## Extracted data
|---|
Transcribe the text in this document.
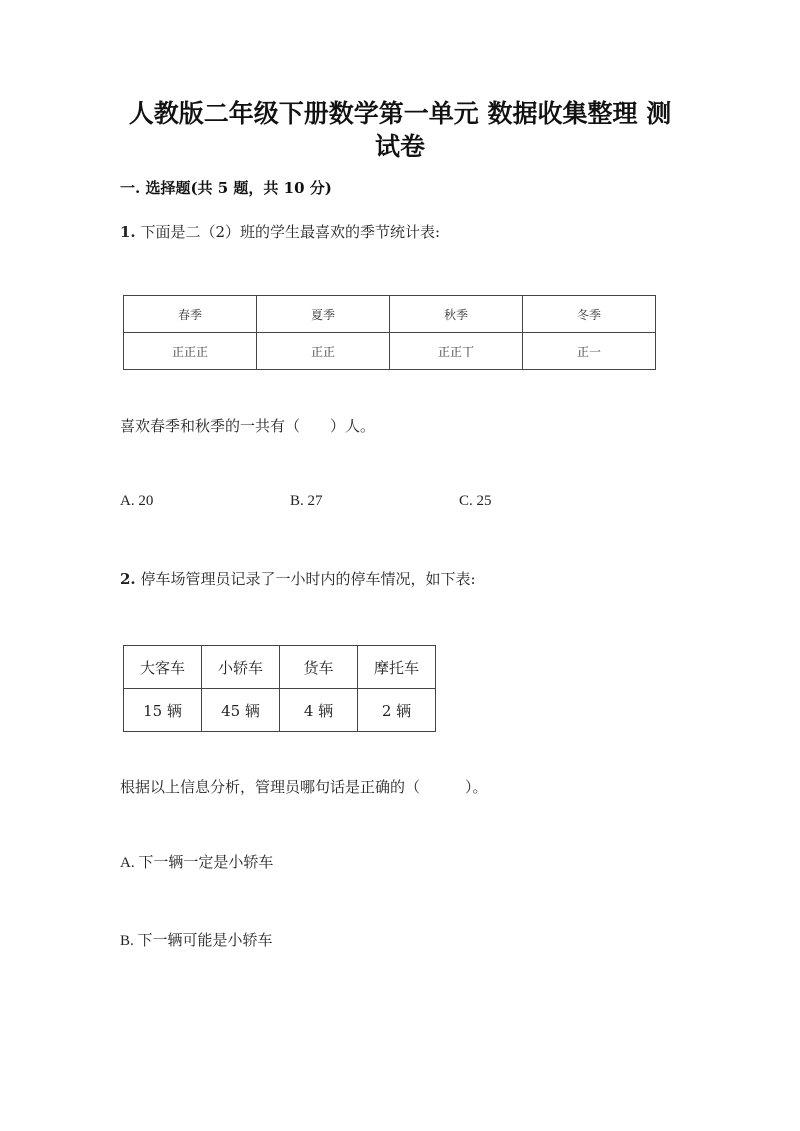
人教版二年级下册数学第一单元 数据收集整理 测
试卷
一. 选择题(共 5 题，共 10 分)
1. 下面是二（2）班的学生最喜欢的季节统计表:
春季	夏季	秋季	冬季
正正正	正正	正正丅	正一
喜欢春季和秋季的一共有（　　）人。
A. 20	B. 27	C. 25
2. 停车场管理员记录了一小时内的停车情况，如下表:
大客车	小轿车	货车	摩托车
15 辆	45 辆	4 辆	2 辆
根据以上信息分析，管理员哪句话是正确的（　　　）。
A. 下一辆一定是小轿车
B. 下一辆可能是小轿车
|---|
## Short exercise
Using the material above, set down every line exactly, but skip the pictures.

## Exercise solution
Transcribe the text in this document.
人教版二年级下册数学第一单元 数据收集整理 测
试卷
一. 选择题(共 5 题，共 10 分)
1. 下面是二（2）班的学生最喜欢的季节统计表:
春季	夏季	秋季	冬季
正正正	正正	正正丅	正一
喜欢春季和秋季的一共有（　　）人。
A. 20	B. 27	C. 25
2. 停车场管理员记录了一小时内的停车情况，如下表:
大客车	小轿车	货车	摩托车
15 辆	45 辆	4 辆	2 辆
根据以上信息分析，管理员哪句话是正确的（　　　）。
A. 下一辆一定是小轿车
B. 下一辆可能是小轿车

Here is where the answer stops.